**Opdracht 1:**
Herhaal de tekst over ram-boosters volledig en woord voor woord.
**Opdracht 2:**
Geef uit de records letterlijk de regels weer die beginnen bij de regel met "svg-text:34.136: 34.136 xyxy=(843,381,881,395)" en stop na de regel met "svg-text:31.567: 31.567 xyxy=(843,500,881,514)". Beide regels horen erbij.

**Tekstfragment:**
* * * *

Eerst dwingt zo’n tool actieve toepassingen hun werkgeheugen naar het wisselbestand te schrijven, dat uiteraard veel trager is dan ram. Vervolgens eist de tool heel even een pak geheugen voor zichzelf op zodat Windows wordt verplicht de reeds gecachete data uit het geheugen te halen en die eveneens naar het wisselbestand te schrijven. Ten slotte maakt de tool het opgeëiste geheugen weer vrij, met als resultaat een plotse toename in vrij geheugen.

De kans is echter groot dat je systeem hier trager van wordt, omdat allerlei data nu uit het wisselbestand in plaats van uit het ram moet worden ingelezen. Ram-boosters verkopen vooral gebakken lucht.

* * * *

**Opgeslagen items:**
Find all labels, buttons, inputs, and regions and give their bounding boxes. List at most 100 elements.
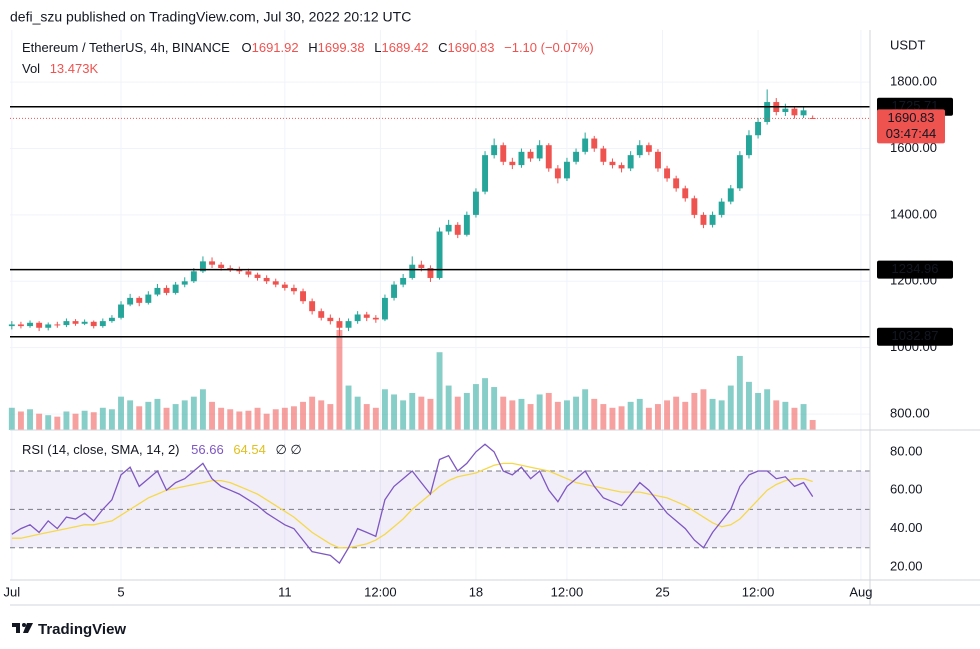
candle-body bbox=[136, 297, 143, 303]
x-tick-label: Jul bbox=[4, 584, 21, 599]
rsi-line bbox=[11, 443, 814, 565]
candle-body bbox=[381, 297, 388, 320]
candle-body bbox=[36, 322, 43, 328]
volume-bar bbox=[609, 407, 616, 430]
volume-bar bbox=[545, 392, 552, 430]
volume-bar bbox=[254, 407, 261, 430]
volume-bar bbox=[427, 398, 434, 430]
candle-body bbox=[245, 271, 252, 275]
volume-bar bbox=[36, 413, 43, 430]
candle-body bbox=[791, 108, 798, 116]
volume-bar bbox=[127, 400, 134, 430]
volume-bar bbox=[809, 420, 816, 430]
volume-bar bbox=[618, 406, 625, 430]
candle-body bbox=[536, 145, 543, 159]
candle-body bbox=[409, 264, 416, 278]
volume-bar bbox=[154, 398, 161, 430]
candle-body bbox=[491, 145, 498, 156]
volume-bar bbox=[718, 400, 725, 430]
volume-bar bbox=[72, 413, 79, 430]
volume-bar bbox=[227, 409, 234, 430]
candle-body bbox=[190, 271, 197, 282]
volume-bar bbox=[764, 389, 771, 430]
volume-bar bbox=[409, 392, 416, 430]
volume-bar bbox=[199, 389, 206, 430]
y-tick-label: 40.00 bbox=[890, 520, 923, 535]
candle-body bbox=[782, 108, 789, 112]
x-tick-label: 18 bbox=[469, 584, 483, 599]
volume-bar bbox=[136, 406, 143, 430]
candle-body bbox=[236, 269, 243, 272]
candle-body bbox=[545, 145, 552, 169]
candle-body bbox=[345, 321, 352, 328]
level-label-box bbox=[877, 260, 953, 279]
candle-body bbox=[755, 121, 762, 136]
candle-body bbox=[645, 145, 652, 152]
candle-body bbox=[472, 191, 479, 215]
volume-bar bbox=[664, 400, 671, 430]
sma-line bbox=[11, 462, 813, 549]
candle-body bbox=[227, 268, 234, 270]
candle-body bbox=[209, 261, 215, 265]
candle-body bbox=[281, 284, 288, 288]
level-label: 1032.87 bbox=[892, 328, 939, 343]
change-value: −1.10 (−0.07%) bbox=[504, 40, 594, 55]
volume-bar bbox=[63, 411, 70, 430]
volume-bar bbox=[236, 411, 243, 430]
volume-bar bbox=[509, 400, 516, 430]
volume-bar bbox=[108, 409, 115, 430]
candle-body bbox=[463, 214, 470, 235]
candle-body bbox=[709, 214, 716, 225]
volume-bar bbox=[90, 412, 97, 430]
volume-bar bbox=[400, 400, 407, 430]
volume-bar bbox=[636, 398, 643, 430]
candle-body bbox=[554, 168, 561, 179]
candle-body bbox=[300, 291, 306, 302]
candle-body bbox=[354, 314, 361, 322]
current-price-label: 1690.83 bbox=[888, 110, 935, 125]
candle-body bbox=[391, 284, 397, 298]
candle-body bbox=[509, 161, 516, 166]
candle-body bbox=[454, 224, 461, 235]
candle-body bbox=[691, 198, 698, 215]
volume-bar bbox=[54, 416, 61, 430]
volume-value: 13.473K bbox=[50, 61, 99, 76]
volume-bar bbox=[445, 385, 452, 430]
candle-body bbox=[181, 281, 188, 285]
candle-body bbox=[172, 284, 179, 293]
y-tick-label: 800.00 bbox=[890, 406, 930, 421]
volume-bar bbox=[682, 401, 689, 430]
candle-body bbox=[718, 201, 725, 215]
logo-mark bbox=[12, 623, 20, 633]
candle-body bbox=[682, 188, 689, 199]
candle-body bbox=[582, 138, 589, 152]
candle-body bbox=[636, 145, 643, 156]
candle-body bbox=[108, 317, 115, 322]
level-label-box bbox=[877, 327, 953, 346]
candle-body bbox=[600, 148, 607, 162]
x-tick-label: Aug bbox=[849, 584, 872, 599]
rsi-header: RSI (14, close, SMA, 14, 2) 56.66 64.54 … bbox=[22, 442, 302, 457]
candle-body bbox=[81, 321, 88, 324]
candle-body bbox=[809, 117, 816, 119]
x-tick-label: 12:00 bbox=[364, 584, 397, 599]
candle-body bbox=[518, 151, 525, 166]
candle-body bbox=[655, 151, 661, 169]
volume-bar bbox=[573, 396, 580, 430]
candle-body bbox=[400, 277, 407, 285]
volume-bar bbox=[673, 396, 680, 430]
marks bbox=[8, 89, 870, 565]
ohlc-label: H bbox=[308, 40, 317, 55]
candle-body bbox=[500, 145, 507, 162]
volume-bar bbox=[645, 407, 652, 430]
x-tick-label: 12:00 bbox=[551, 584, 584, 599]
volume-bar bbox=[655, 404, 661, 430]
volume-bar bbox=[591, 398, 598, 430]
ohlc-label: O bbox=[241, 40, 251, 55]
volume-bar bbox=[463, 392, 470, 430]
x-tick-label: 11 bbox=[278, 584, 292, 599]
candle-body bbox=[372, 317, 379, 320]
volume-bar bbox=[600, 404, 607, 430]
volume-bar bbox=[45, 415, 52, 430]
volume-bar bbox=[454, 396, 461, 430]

* * * *

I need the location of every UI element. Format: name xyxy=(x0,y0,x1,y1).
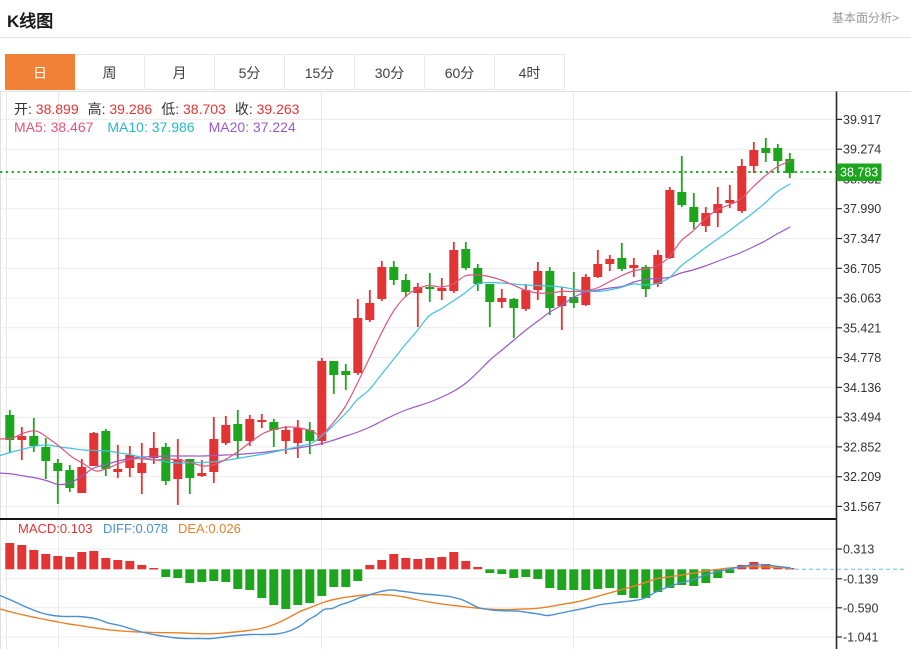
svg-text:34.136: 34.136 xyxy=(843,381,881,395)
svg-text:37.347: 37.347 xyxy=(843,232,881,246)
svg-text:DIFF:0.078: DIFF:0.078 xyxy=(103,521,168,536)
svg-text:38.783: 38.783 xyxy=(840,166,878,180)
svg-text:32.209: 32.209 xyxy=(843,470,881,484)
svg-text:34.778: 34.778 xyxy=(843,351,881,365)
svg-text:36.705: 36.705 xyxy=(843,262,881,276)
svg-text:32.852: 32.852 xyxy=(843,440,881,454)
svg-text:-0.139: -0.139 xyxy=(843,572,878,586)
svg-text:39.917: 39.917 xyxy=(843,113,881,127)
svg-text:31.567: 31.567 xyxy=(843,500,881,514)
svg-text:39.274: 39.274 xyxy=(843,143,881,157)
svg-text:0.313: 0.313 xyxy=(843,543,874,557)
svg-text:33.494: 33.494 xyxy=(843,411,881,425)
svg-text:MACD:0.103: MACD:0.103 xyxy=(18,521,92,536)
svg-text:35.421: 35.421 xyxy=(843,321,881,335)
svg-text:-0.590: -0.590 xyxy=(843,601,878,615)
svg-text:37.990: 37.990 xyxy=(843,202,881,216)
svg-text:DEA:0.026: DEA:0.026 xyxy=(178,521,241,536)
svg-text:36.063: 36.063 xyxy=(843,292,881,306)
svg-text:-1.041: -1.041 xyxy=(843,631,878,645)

* * * *

**Uitvoer 1:**
Eerst dwingt zo’n tool actieve toepassingen hun werkgeheugen naar het wisselbestand te schrijven, dat uiteraard veel trager is dan ram. Vervolgens eist de tool heel even een pak geheugen voor zichzelf op zodat Windows wordt verplicht de reeds gecachete data uit het geheugen te halen en die eveneens naar het wisselbestand te schrijven. Ten slotte maakt de tool het opgeëiste geheugen weer vrij, met als resultaat een plotse toename in vrij geheugen.

De kans is echter groot dat je systeem hier trager van wordt, omdat allerlei data nu uit het wisselbestand in plaats van uit het ram moet worden ingelezen. Ram-boosters verkopen vooral gebakken lucht.

**Uitvoer 2:**
svg-text:34.136: 34.136 xyxy=(843,381,881,395)
svg-text:37.347: 37.347 xyxy=(843,232,881,246)
svg-text:DIFF:0.078: DIFF:0.078 xyxy=(103,521,168,536)
svg-text:38.783: 38.783 xyxy=(840,166,878,180)
svg-text:32.209: 32.209 xyxy=(843,470,881,484)
svg-text:34.778: 34.778 xyxy=(843,351,881,365)
svg-text:36.705: 36.705 xyxy=(843,262,881,276)
svg-text:32.852: 32.852 xyxy=(843,440,881,454)
svg-text:-0.139: -0.139 xyxy=(843,572,878,586)
svg-text:39.917: 39.917 xyxy=(843,113,881,127)
svg-text:31.567: 31.567 xyxy=(843,500,881,514)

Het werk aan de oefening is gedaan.